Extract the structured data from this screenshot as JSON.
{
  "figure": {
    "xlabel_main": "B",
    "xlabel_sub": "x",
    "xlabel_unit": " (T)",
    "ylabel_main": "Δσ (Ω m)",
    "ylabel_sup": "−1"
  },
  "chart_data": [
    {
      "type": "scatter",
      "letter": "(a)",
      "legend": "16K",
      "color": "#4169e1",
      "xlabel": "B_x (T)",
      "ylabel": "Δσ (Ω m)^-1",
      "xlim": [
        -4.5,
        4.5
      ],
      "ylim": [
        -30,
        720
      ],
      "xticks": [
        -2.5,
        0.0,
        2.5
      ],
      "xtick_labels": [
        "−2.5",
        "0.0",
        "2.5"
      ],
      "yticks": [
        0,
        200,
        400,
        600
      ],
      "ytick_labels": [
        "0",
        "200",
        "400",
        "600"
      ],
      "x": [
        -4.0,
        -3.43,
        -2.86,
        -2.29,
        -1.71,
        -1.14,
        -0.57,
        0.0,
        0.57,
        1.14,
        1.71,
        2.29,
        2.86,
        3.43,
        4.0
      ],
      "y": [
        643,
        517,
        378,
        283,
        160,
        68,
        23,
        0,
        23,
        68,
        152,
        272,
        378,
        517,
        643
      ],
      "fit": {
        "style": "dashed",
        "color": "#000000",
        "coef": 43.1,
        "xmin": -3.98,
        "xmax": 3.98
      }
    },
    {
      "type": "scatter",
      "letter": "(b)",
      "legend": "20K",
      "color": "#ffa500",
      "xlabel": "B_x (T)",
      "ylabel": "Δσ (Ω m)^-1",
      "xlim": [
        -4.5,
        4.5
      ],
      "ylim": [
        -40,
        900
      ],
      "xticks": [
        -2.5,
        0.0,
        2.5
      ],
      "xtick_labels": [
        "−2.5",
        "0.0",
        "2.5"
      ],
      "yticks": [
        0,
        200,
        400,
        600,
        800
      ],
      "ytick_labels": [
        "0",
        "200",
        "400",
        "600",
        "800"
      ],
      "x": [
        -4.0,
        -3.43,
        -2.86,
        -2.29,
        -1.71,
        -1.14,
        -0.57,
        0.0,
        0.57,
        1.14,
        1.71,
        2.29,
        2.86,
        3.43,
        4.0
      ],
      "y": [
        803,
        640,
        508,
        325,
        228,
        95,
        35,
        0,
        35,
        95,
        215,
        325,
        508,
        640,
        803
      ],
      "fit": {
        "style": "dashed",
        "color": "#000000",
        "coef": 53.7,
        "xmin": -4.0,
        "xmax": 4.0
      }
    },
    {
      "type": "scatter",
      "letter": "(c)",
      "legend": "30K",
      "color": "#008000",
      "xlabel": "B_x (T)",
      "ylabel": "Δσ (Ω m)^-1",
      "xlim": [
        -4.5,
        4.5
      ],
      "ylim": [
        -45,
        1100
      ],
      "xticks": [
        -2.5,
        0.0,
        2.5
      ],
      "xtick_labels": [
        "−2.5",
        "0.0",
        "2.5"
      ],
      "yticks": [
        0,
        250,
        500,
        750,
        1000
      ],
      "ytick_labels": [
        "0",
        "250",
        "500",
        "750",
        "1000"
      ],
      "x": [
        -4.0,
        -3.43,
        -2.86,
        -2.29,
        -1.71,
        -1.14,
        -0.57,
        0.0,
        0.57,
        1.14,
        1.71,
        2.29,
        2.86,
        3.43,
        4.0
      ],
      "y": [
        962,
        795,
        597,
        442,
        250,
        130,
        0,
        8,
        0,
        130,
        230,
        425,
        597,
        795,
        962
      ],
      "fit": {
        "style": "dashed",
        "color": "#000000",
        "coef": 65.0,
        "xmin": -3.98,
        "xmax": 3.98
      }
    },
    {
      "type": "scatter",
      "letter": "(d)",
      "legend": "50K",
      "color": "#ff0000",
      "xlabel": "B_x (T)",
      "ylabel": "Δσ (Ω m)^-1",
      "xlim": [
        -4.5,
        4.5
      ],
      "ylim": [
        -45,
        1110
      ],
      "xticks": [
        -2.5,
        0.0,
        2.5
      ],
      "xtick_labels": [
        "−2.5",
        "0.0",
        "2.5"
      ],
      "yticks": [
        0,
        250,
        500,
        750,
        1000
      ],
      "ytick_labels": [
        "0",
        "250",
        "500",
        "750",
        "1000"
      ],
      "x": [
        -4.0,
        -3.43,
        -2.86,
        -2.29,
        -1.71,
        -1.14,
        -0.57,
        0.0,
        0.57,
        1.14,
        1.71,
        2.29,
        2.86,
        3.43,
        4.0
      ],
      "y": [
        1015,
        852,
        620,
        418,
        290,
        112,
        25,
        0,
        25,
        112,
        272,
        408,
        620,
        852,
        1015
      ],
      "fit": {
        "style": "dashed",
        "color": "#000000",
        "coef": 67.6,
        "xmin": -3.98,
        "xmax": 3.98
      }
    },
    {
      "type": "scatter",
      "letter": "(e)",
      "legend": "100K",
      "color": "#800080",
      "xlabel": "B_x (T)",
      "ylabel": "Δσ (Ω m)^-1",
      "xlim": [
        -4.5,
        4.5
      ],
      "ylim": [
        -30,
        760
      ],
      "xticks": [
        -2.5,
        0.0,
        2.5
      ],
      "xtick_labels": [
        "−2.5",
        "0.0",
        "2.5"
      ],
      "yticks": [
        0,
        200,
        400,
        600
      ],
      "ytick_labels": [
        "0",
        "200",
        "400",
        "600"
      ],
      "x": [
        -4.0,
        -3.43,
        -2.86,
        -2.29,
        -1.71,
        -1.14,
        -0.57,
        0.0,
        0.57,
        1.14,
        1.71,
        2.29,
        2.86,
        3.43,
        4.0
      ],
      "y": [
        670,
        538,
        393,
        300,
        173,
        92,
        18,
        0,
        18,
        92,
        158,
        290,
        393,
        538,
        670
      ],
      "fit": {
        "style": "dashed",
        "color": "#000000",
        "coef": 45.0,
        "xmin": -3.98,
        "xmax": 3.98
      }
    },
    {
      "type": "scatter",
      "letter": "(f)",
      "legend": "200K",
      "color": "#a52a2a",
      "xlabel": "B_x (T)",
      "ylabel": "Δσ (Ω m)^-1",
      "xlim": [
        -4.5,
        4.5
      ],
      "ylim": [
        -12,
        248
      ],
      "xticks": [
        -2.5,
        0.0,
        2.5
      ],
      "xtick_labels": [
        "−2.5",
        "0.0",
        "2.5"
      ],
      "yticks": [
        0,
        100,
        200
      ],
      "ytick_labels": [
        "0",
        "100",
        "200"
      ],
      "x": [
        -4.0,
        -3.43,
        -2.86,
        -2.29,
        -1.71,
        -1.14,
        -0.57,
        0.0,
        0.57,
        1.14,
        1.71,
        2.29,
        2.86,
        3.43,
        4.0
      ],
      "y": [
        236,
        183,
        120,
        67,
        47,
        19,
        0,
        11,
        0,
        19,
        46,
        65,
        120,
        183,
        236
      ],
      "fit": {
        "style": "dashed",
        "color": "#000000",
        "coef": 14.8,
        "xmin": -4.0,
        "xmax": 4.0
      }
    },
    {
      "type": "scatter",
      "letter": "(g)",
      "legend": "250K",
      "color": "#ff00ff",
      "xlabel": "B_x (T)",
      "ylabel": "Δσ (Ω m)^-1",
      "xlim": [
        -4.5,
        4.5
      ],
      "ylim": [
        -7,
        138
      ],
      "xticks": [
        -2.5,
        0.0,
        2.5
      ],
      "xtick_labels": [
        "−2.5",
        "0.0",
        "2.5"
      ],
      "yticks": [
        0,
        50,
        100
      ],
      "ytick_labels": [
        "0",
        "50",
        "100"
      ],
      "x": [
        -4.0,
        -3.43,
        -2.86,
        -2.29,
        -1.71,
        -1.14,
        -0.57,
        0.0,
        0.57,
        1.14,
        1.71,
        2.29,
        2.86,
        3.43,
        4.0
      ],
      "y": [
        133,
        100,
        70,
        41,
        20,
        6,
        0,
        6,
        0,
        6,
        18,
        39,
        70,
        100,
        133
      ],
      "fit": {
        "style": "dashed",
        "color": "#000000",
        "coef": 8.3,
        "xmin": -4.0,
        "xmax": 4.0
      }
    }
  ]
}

================

Count the lines above that contain the word "legend". Give only the number.

7